■ **Goal**:
Count every line that includes the string "then" in the entries that follow. Nothing besides the number is needed.

■ **Data excerpts**:

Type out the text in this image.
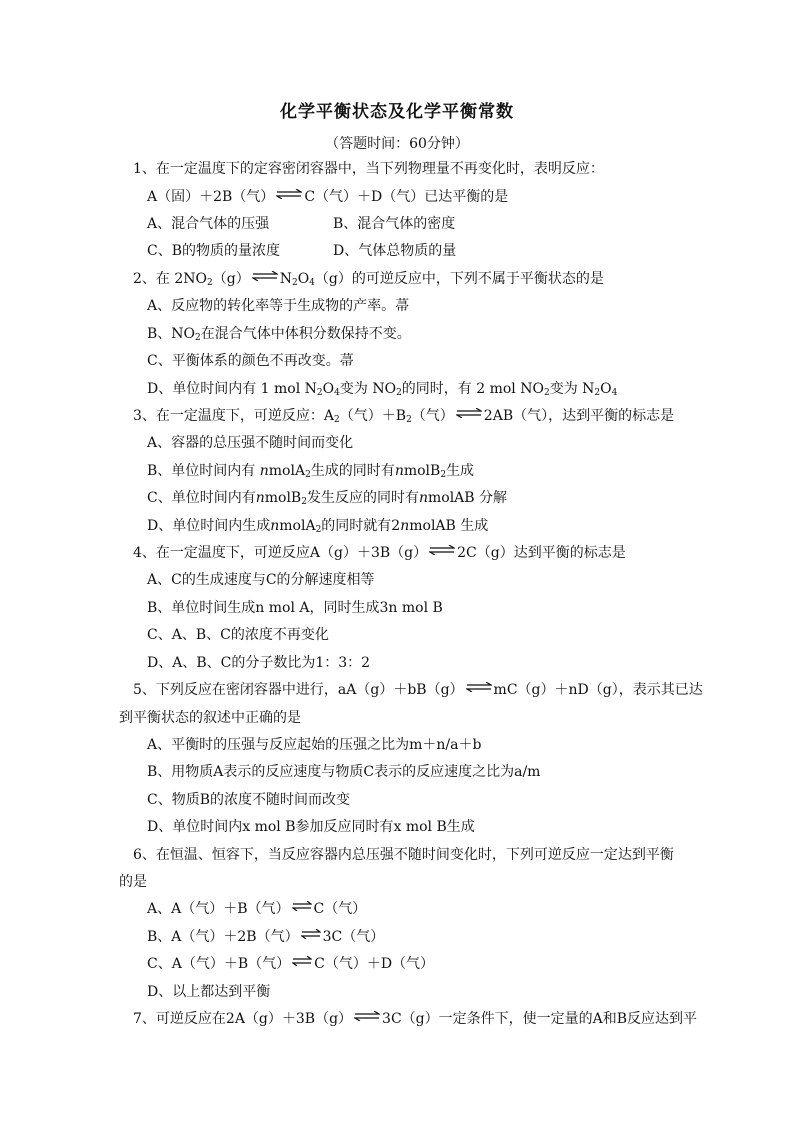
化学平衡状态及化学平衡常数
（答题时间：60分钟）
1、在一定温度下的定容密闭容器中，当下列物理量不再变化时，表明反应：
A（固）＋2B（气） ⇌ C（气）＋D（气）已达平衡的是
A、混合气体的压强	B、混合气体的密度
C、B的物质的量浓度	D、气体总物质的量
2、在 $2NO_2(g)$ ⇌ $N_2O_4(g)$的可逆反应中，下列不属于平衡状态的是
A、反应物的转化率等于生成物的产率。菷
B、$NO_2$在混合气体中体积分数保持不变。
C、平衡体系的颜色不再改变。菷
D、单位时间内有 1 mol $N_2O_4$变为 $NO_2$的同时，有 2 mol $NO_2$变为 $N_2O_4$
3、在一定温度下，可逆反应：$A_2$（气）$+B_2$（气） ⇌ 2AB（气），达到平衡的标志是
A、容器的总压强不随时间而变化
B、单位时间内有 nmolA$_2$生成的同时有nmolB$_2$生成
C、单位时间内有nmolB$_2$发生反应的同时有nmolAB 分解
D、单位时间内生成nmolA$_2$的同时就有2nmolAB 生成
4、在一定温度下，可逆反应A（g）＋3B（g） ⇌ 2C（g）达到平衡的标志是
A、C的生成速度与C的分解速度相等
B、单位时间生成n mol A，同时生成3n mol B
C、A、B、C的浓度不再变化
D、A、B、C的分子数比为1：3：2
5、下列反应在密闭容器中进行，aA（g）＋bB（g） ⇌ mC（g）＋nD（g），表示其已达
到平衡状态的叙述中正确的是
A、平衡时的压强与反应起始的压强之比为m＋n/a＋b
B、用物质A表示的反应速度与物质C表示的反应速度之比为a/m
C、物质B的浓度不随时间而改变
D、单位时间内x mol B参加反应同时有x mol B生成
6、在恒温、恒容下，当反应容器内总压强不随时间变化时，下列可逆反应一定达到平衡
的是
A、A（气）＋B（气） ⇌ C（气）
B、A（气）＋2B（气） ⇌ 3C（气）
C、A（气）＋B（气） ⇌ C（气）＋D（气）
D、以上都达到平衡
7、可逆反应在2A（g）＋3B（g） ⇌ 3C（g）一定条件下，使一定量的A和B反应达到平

---

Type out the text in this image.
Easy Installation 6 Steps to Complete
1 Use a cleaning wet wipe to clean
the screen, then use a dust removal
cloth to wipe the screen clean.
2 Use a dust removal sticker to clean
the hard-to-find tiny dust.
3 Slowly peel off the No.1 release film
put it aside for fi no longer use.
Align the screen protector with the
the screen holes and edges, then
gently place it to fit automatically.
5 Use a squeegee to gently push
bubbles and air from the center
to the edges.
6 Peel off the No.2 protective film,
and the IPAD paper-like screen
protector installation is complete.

■ **Answer for this exercise**:
2